#### Task to complete:
In the entries that follow, find each line with the word "Microagulhamento" and copy it.

+++ Provided material

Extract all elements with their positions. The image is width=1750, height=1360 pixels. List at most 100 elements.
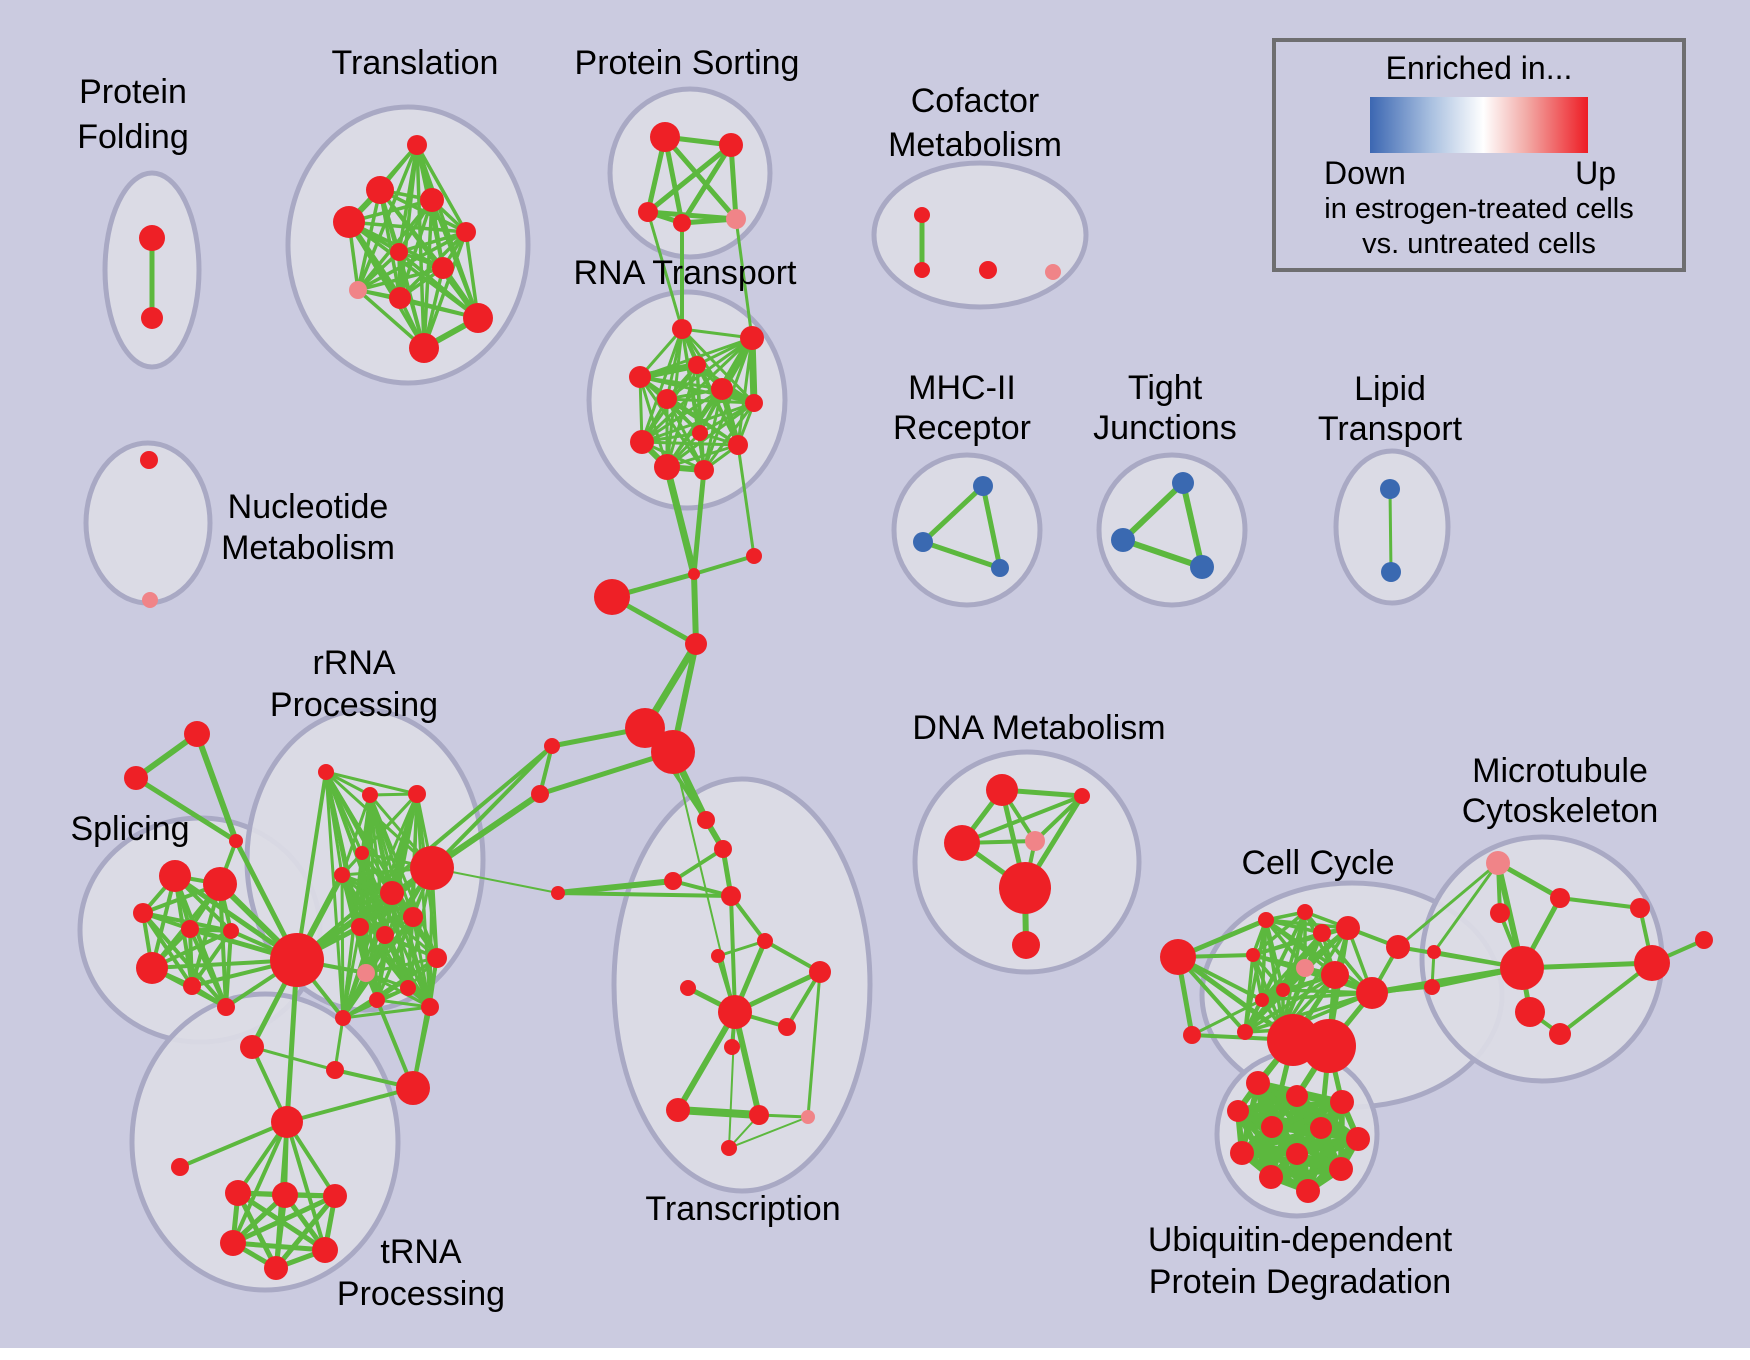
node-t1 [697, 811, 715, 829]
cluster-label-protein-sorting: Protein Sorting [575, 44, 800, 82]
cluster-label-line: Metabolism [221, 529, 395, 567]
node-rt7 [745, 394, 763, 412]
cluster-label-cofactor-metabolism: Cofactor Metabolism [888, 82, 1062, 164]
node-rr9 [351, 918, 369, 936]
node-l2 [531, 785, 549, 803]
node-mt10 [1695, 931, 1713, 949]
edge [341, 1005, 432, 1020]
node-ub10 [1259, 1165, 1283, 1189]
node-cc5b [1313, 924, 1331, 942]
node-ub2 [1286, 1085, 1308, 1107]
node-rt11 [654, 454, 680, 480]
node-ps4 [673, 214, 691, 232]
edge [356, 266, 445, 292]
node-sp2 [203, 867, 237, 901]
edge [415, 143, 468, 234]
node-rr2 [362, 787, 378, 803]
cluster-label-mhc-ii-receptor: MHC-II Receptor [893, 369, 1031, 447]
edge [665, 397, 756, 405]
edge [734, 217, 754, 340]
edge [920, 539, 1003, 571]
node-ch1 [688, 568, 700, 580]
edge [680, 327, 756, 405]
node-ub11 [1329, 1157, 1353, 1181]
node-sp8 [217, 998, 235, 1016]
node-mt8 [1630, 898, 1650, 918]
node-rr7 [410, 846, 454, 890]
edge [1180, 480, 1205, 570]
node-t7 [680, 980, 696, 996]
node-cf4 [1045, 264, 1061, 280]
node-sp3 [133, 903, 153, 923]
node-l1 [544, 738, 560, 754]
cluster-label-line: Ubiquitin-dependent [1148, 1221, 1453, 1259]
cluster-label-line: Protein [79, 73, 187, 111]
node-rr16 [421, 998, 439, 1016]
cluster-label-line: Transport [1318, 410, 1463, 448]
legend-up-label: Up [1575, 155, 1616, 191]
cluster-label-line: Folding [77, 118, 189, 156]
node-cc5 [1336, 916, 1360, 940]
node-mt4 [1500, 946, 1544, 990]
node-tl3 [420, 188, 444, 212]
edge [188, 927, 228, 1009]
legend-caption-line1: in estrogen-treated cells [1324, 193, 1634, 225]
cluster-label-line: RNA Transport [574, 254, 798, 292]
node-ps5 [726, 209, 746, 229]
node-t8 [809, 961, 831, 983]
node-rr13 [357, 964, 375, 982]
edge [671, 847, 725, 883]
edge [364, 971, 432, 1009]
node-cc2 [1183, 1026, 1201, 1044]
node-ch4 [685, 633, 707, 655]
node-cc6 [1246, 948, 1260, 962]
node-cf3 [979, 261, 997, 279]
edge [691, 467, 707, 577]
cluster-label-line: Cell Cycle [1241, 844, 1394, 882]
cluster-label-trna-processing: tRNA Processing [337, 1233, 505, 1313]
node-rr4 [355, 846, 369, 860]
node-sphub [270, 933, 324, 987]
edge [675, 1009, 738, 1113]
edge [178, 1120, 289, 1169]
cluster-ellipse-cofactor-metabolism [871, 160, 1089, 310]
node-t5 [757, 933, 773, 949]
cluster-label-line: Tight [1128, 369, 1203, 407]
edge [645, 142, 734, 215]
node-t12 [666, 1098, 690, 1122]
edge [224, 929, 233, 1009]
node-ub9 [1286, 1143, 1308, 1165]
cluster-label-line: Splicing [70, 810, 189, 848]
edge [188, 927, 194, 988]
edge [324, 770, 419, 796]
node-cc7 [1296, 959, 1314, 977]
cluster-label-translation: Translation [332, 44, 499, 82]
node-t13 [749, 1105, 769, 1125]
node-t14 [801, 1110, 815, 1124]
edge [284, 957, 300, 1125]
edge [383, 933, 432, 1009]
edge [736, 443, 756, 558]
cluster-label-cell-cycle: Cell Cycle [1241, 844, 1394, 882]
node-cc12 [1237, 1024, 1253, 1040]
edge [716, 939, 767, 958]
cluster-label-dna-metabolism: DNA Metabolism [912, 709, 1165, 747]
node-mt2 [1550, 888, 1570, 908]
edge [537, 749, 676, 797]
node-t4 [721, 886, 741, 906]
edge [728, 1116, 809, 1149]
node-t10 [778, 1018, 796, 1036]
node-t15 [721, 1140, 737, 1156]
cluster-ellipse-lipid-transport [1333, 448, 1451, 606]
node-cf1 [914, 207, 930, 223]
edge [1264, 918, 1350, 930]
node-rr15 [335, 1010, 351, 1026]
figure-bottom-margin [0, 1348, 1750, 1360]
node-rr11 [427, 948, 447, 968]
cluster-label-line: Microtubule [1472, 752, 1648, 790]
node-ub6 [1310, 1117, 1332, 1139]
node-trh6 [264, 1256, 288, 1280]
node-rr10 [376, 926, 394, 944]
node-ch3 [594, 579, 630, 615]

++++++
+++ Provided material

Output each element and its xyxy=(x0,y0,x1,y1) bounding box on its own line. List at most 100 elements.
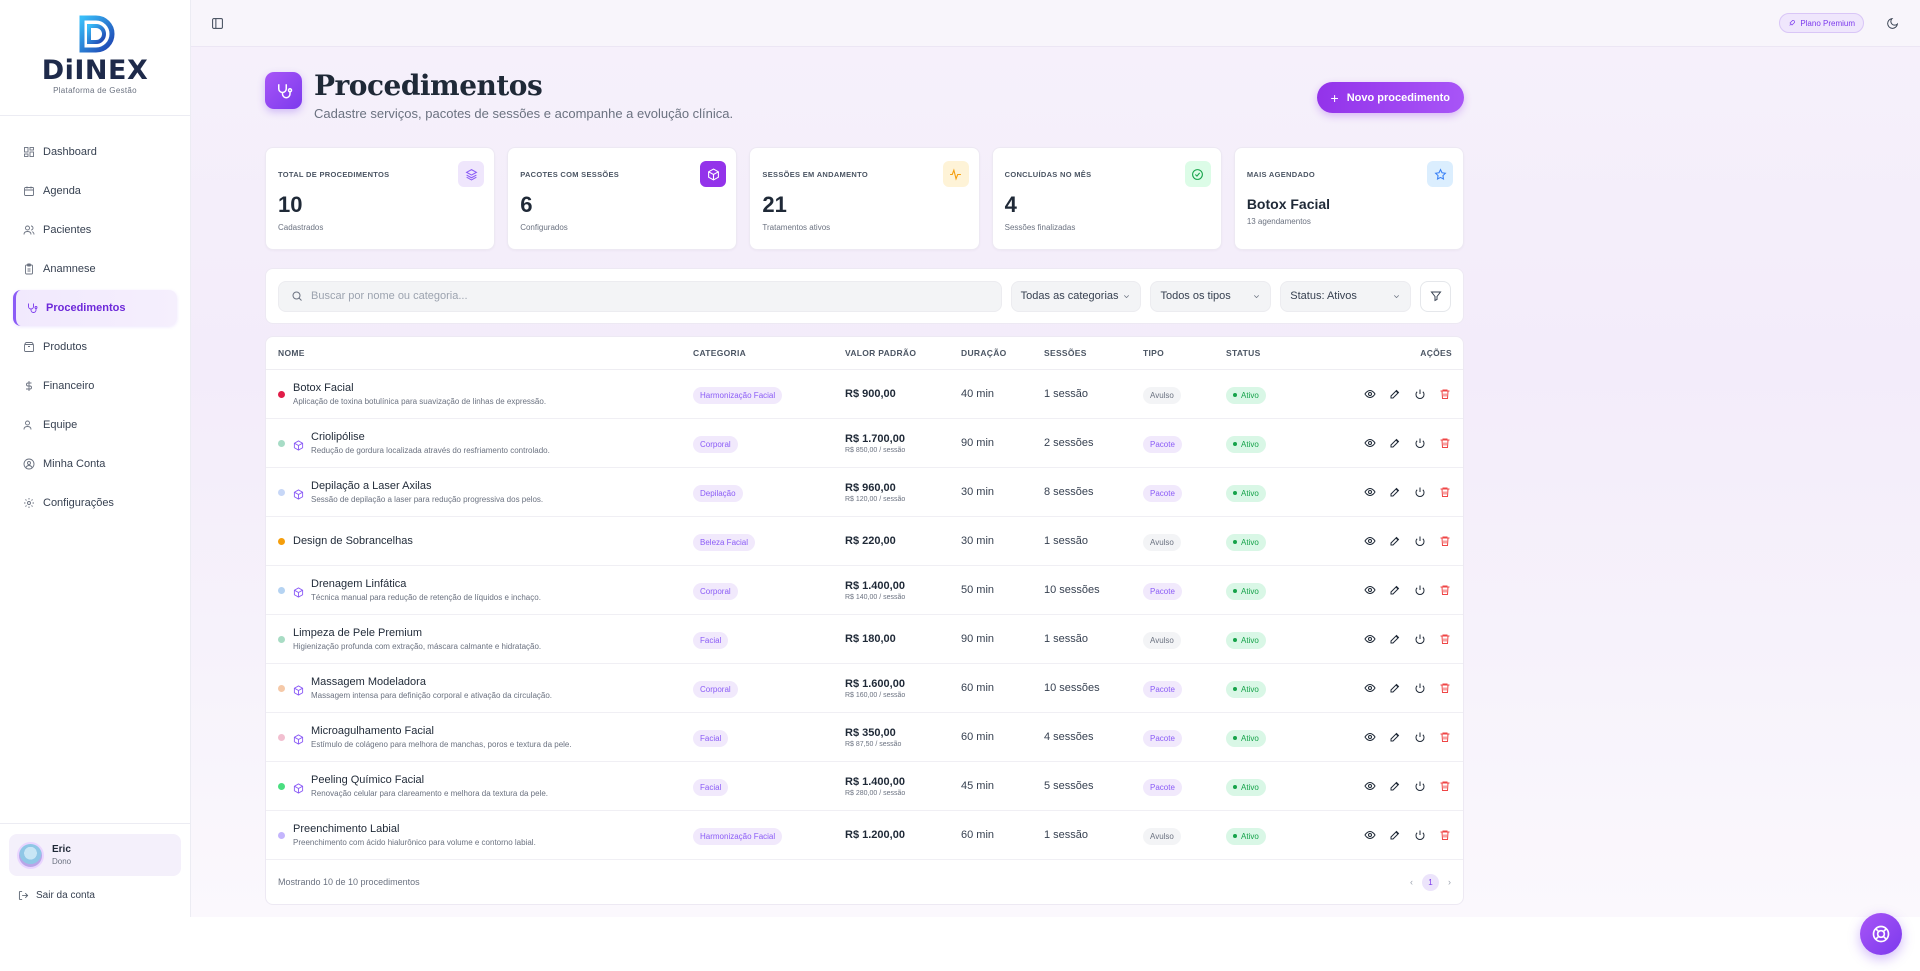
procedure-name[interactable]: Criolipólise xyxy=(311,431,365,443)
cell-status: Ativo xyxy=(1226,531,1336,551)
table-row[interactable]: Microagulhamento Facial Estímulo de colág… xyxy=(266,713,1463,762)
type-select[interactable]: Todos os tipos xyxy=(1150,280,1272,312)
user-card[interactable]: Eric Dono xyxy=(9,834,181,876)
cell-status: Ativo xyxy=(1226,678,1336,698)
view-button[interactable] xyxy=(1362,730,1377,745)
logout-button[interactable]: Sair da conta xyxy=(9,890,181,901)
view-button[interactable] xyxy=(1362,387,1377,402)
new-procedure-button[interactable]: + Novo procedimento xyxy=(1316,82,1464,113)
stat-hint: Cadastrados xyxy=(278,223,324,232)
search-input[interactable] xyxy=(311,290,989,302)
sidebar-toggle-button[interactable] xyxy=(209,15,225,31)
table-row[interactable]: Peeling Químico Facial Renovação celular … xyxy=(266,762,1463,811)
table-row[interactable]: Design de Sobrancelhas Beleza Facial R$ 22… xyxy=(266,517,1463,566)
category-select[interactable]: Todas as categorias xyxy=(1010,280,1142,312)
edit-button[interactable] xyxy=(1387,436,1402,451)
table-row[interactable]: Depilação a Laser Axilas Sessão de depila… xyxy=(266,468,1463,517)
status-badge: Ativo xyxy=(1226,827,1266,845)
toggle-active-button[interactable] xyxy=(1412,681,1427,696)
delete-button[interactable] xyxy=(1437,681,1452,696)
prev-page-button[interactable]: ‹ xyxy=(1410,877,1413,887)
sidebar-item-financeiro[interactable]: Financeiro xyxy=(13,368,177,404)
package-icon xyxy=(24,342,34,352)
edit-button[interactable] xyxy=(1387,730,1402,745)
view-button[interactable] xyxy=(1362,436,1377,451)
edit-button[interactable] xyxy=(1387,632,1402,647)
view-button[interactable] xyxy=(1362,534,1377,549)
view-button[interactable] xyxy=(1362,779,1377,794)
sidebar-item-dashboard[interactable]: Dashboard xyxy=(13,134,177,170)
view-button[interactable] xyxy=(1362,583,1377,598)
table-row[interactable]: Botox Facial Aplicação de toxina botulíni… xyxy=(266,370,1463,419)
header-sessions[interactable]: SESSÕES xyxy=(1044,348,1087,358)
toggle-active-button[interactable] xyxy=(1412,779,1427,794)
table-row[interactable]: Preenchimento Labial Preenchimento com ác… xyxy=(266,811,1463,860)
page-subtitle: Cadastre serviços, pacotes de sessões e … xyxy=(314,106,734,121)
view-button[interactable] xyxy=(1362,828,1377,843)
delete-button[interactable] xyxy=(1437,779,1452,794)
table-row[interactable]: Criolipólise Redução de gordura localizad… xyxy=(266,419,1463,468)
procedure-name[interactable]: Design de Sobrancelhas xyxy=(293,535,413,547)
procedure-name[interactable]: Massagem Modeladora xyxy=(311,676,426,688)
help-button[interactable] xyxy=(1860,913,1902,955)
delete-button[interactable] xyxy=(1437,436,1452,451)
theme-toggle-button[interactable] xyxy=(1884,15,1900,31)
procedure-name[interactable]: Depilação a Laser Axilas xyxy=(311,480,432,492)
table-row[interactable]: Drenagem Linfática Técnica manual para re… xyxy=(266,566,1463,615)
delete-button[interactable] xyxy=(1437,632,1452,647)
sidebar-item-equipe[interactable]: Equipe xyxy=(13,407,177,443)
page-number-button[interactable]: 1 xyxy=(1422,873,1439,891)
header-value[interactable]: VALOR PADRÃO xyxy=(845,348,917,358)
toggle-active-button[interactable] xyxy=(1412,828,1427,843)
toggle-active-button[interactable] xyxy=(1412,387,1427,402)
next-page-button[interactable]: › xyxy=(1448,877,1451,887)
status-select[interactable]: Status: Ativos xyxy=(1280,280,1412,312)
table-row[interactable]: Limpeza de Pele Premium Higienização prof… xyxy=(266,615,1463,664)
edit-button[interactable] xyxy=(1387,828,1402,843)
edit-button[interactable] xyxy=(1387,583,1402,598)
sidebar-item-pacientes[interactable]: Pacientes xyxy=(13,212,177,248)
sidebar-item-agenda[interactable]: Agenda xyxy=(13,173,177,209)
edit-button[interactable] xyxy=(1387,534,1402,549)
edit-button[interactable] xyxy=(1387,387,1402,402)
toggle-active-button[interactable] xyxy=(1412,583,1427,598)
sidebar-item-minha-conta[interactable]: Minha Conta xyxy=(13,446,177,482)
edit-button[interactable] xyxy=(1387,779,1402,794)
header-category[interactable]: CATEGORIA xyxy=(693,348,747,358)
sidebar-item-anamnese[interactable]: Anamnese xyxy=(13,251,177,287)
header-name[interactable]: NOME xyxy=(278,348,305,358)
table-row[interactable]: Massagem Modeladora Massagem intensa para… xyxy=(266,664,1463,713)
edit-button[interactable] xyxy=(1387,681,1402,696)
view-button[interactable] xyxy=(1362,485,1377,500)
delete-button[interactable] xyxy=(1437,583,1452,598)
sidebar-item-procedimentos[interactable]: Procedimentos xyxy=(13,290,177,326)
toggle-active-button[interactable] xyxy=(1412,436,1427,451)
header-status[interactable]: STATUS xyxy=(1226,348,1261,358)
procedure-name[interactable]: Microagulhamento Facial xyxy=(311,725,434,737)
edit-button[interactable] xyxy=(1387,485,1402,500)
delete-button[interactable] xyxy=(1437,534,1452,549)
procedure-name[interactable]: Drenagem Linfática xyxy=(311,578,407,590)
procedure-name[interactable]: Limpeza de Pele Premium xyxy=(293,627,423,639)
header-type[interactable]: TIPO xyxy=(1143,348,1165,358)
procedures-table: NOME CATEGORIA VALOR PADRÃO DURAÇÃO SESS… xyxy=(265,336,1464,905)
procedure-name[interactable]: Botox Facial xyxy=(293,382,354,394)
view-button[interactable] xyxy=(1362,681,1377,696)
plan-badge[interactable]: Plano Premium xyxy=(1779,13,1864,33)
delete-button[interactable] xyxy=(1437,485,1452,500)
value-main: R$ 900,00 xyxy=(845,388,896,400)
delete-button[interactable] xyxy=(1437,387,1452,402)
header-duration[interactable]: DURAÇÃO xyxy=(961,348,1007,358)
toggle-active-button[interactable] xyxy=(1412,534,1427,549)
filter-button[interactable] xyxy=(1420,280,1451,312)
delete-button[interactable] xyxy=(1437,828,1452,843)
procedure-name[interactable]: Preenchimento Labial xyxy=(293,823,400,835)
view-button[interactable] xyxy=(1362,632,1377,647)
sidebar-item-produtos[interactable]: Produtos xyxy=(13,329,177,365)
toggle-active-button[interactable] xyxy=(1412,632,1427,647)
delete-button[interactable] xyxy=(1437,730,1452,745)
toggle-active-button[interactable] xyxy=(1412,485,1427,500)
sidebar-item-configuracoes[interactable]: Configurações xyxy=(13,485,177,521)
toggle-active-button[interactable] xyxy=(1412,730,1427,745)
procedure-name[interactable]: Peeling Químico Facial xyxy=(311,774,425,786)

++++++

#### Solution below:
table-row[interactable]: Microagulhamento Facial Estímulo de colág… xyxy=(266,713,1463,762)
procedure-name[interactable]: Microagulhamento Facial xyxy=(311,725,434,737)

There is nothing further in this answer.